Objective ▸ For the data that follows, report how many lines contain the word "التصديق", and nothing else.
--- begin ---
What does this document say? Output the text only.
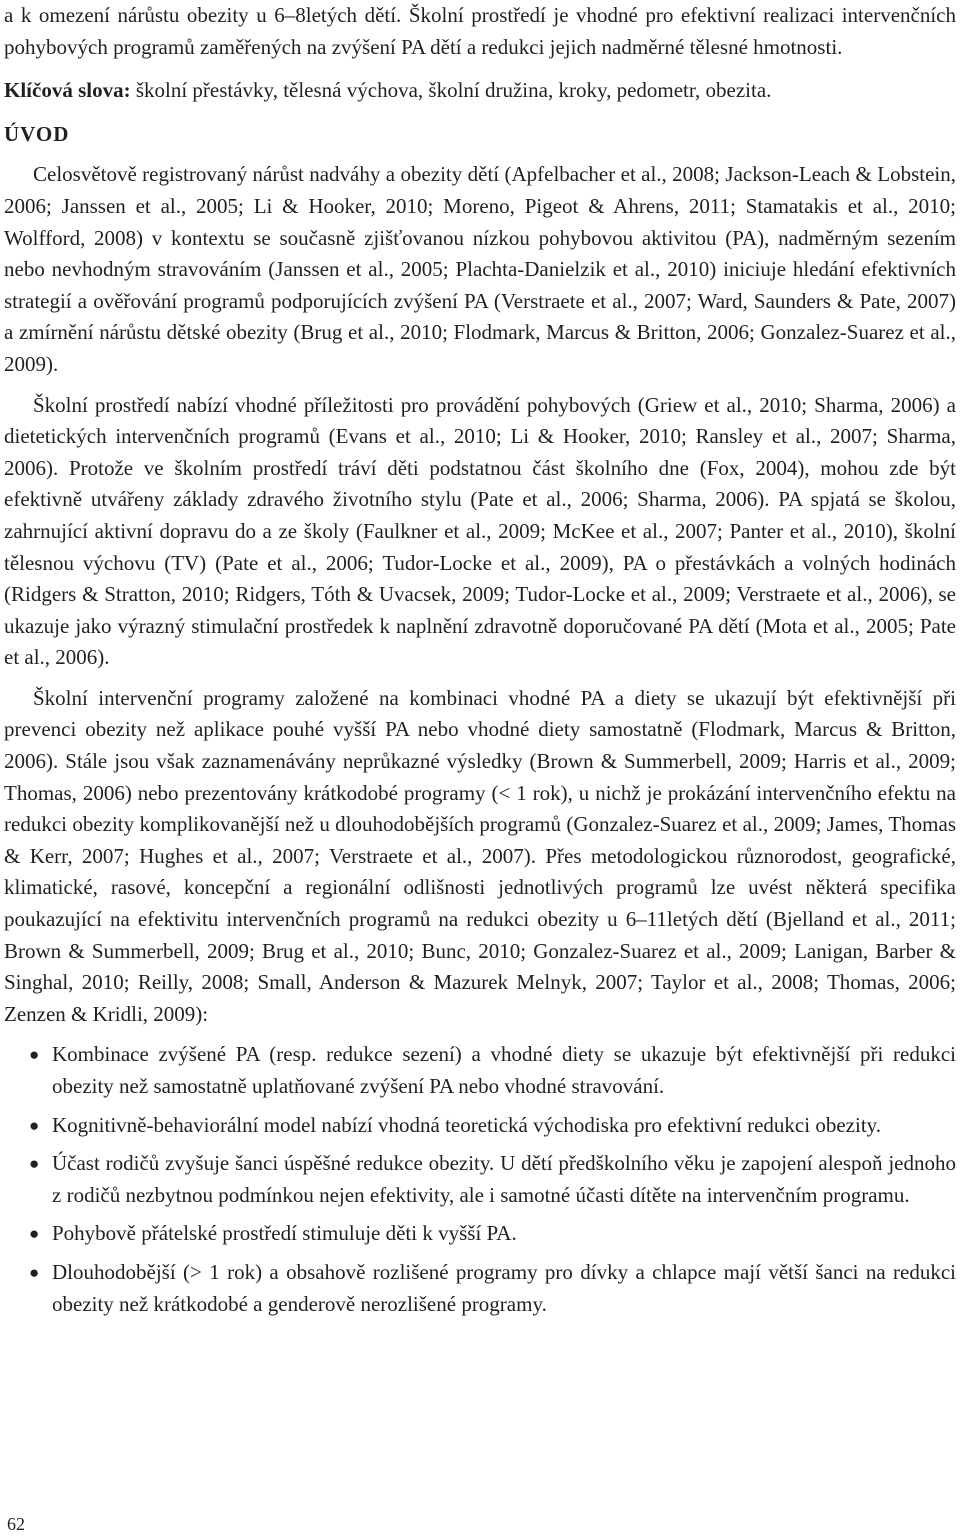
a k omezení nárůstu obezity u 6–8letých dětí. Školní prostředí je vhodné pro efektivní realizaci intervenčních pohybových programů zaměřených na zvýšení PA dětí a redukci jejich nadměrné tělesné hmotnosti.

Klíčová slova: školní přestávky, tělesná výchova, školní družina, kroky, pedometr, obezita.

ÚVOD

Celosvětově registrovaný nárůst nadváhy a obezity dětí (Apfelbacher et al., 2008; Jackson-Leach & Lobstein, 2006; Janssen et al., 2005; Li & Hooker, 2010; Moreno, Pigeot & Ahrens, 2011; Stamatakis et al., 2010; Wolfford, 2008) v kontextu se současně zjišťovanou nízkou pohybovou aktivitou (PA), nadměrným sezením nebo nevhodným stravováním (Janssen et al., 2005; Plachta-Danielzik et al., 2010) iniciuje hledání efektivních strategií a ověřování programů podporujících zvýšení PA (Verstraete et al., 2007; Ward, Saunders & Pate, 2007) a zmírnění nárůstu dětské obezity (Brug et al., 2010; Flodmark, Marcus & Britton, 2006; Gonzalez-Suarez et al., 2009).

Školní prostředí nabízí vhodné příležitosti pro provádění pohybových (Griew et al., 2010; Sharma, 2006) a dietetických intervenčních programů (Evans et al., 2010; Li & Hooker, 2010; Ransley et al., 2007; Sharma, 2006). Protože ve školním prostředí tráví děti podstatnou část školního dne (Fox, 2004), mohou zde být efektivně utvářeny základy zdravého životního stylu (Pate et al., 2006; Sharma, 2006). PA spjatá se školou, zahrnující aktivní dopravu do a ze školy (Faulkner et al., 2009; McKee et al., 2007; Panter et al., 2010), školní tělesnou výchovu (TV) (Pate et al., 2006; Tudor-Locke et al., 2009), PA o přestávkách a volných hodinách (Ridgers & Stratton, 2010; Ridgers, Tóth & Uvacsek, 2009; Tudor-Locke et al., 2009; Verstraete et al., 2006), se ukazuje jako výrazný stimulační prostředek k naplnění zdravotně doporučované PA dětí (Mota et al., 2005; Pate et al., 2006).

Školní intervenční programy založené na kombinaci vhodné PA a diety se ukazují být efektivnější při prevenci obezity než aplikace pouhé vyšší PA nebo vhodné diety samostatně (Flodmark, Marcus & Britton, 2006). Stále jsou však zaznamenávány neprůkazné výsledky (Brown & Summerbell, 2009; Harris et al., 2009; Thomas, 2006) nebo prezentovány krátkodobé programy (< 1 rok), u nichž je prokázání intervenčního efektu na redukci obezity komplikovanější než u dlouhodobějších programů (Gonzalez-Suarez et al., 2009; James, Thomas & Kerr, 2007; Hughes et al., 2007; Verstraete et al., 2007). Přes metodologickou různorodost, geografické, klimatické, rasové, koncepční a regionální odlišnosti jednotlivých programů lze uvést některá specifika poukazující na efektivitu intervenčních programů na redukci obezity u 6–11letých dětí (Bjelland et al., 2011; Brown & Summerbell, 2009; Brug et al., 2010; Bunc, 2010; Gonzalez-Suarez et al., 2009; Lanigan, Barber & Singhal, 2010; Reilly, 2008; Small, Anderson & Mazurek Melnyk, 2007; Taylor et al., 2008; Thomas, 2006; Zenzen & Kridli, 2009):

● Kombinace zvýšené PA (resp. redukce sezení) a vhodné diety se ukazuje být efektivnější při redukci obezity než samostatně uplatňované zvýšení PA nebo vhodné stravování.
● Kognitivně-behaviorální model nabízí vhodná teoretická východiska pro efektivní redukci obezity.
● Účast rodičů zvyšuje šanci úspěšné redukce obezity. U dětí předškolního věku je zapojení alespoň jednoho z rodičů nezbytnou podmínkou nejen efektivity, ale i samotné účasti dítěte na intervenčním programu.
● Pohybově přátelské prostředí stimuluje děti k vyšší PA.
● Dlouhodobější (> 1 rok) a obsahově rozlišené programy pro dívky a chlapce mají větší šanci na redukci obezity než krátkodobé a genderově nerozlišené programy.
62
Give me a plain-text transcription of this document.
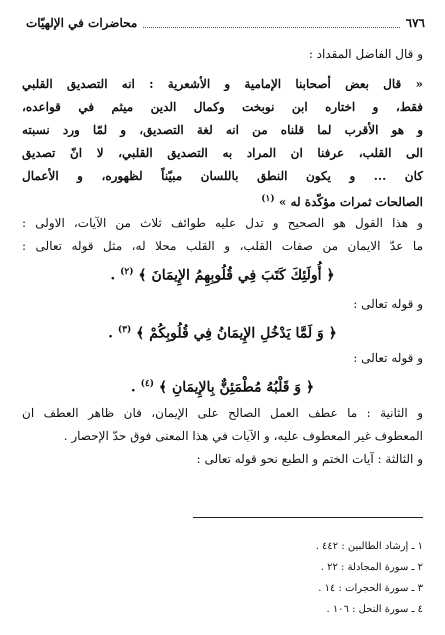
٦٧٦
محاضرات في الإلهيّات
و قال الفاضل المقداد :
« قال بعض أصحابنا الإمامية و الأشعرية : انه التصديق القلبي
فقط، و اختاره ابن نوبخت وكمال الدين ميثم في قواعده،
و هو الأقرب لما قلناه من انه لغة التصديق، و لمّا ورد نسبته
الى القلب، عرفنا ان المراد به التصديق القلبي، لا انّ تصديق
كان ... و يكون النطق باللسان مبيّناً لظهوره، و الأعمال
الصالحات ثمرات مؤكّدة له » $^{(١)}$
و هذا القول هو الصحيح و تدل عليه طوائف ثلاث من الآيات، الاولى :
ما عدّ الايمان من صفات القلب، و القلب محلا له، مثل قوله تعالى :
﴿ أُولَئِكَ كَتَبَ فِي قُلُوبِهِمُ الإِيمَانَ ﴾ $^{(٢)}$ .
و قوله تعالى :
﴿ وَ لَمَّا يَدْخُلِ الإِيمَانُ فِي قُلُوبِكُمْ ﴾ $^{(٣)}$ .
و قوله تعالى :
﴿ وَ قَلْبُهُ مُطْمَئِنٌّ بِالإِيمَانِ ﴾ $^{(٤)}$ .
و الثانية : ما عطف العمل الصالح على الإيمان، فان ظاهر العطف ان
المعطوف غير المعطوف عليه، و الآيات في هذا المعنى فوق حدّ الإحصار .
و الثالثة : آيات الختم و الطبع نحو قوله تعالى :
١ ـ إرشاد الطالبين : ٤٤٢ .
٢ ـ سورة المجادلة : ٢٢ .
٣ ـ سورة الحجرات : ١٤ .
٤ ـ سورة النحل : ١٠٦ .
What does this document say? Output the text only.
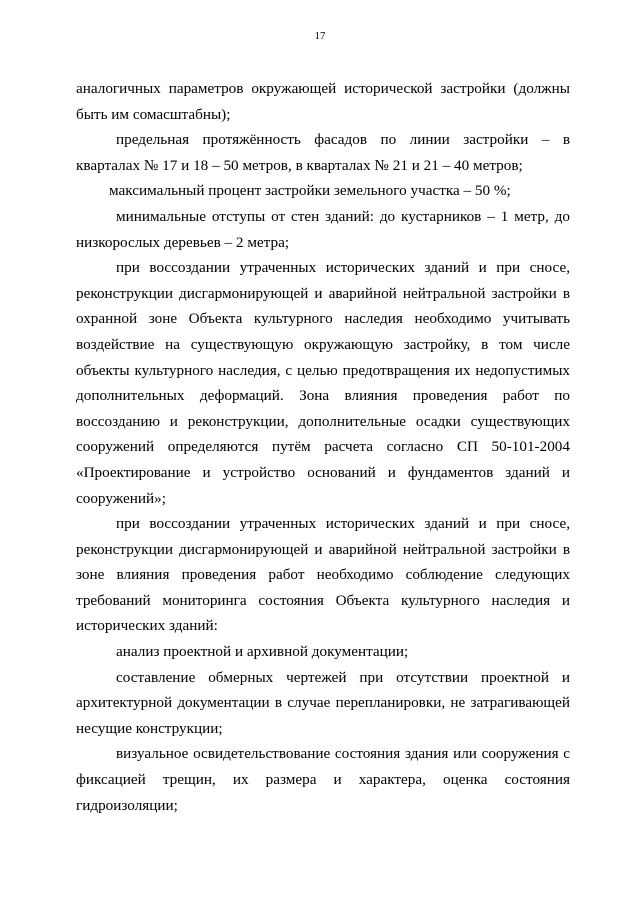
17

аналогичных параметров окружающей исторической застройки (должны быть им сомасштабны);

предельная протяжённость фасадов по линии застройки – в кварталах № 17 и 18 – 50 метров, в кварталах № 21 и 21 – 40 метров;

максимальный процент застройки земельного участка – 50 %;

минимальные отступы от стен зданий: до кустарников – 1 метр, до низкорослых деревьев – 2 метра;

при воссоздании утраченных исторических зданий и при сносе, реконструкции дисгармонирующей и аварийной нейтральной застройки в охранной зоне Объекта культурного наследия необходимо учитывать воздействие на существующую окружающую застройку, в том числе объекты культурного наследия, с целью предотвращения их недопустимых дополнительных деформаций. Зона влияния проведения работ по воссозданию и реконструкции, дополнительные осадки существующих сооружений определяются путём расчета согласно СП 50-101-2004 «Проектирование и устройство оснований и фундаментов зданий и сооружений»;

при воссоздании утраченных исторических зданий и при сносе, реконструкции дисгармонирующей и аварийной нейтральной застройки в зоне влияния проведения работ необходимо соблюдение следующих требований мониторинга состояния Объекта культурного наследия и исторических зданий:

анализ проектной и архивной документации;

составление обмерных чертежей при отсутствии проектной и архитектурной документации в случае перепланировки, не затрагивающей несущие конструкции;

визуальное освидетельствование состояния здания или сооружения с фиксацией трещин, их размера и характера, оценка состояния гидроизоляции;
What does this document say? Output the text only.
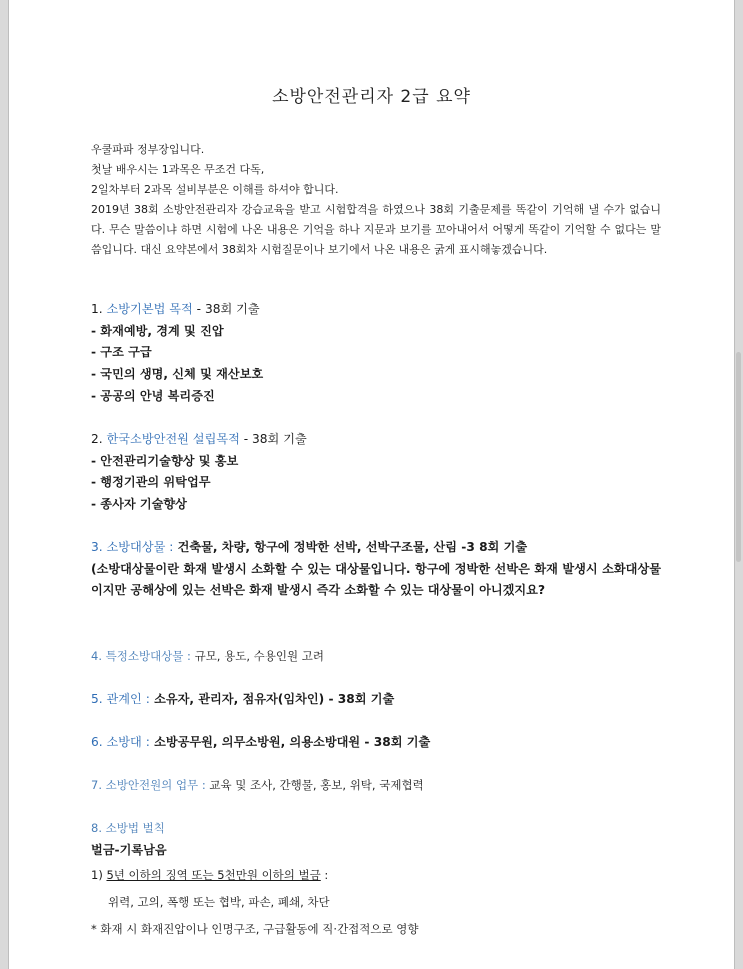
소방안전관리자 2급 요약

우쿨파파 정부장입니다.

첫날 배우시는 1과목은 무조건 다독,

2일차부터 2과목 설비부분은 이해를 하셔야 합니다.

2019년 38회 소방안전관리자 강습교육을 받고 시험합격을 하였으나 38회 기출문제를 똑같이 기억해 낼 수가 없습니다. 무슨 말씀이냐 하면 시험에 나온 내용은 기억을 하나 지문과 보기를 꼬아내어서 어떻게 똑같이 기억할 수 없다는 말씀입니다. 대신 요약본에서 38회차 시험질문이나 보기에서 나온 내용은 굵게 표시해놓겠습니다.

1. 소방기본법 목적 - 38회 기출

- 화재예방, 경계 및 진압

- 구조 구급

- 국민의 생명, 신체 및 재산보호

- 공공의 안녕 복리증진

2. 한국소방안전원 설립목적 - 38회 기출

- 안전관리기술향상 및 홍보

- 행정기관의 위탁업무

- 종사자 기술향상

3. 소방대상물 : 건축물, 차량, 항구에 정박한 선박, 선박구조물, 산림 -3 8회 기출

(소방대상물이란 화재 발생시 소화할 수 있는 대상물입니다. 항구에 정박한 선박은 화재 발생시 소화대상물이지만 공해상에 있는 선박은 화재 발생시 즉각 소화할 수 있는 대상물이 아니겠지요?

4. 특정소방대상물 : 규모, 용도, 수용인원 고려

5. 관계인 : 소유자, 관리자, 점유자(임차인) - 38회 기출

6. 소방대 : 소방공무원, 의무소방원, 의용소방대원 - 38회 기출

7. 소방안전원의 업무 : 교육 및 조사, 간행물, 홍보, 위탁, 국제협력

8. 소방법 벌칙

벌금-기록남음

1) 5년 이하의 징역 또는 5천만원 이하의 벌금 :

위력, 고의, 폭행 또는 협박, 파손, 폐쇄, 차단

* 화재 시 화재진압이나 인명구조, 구급활동에 직·간접적으로 영향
--- end ---
Task solution ▸ 3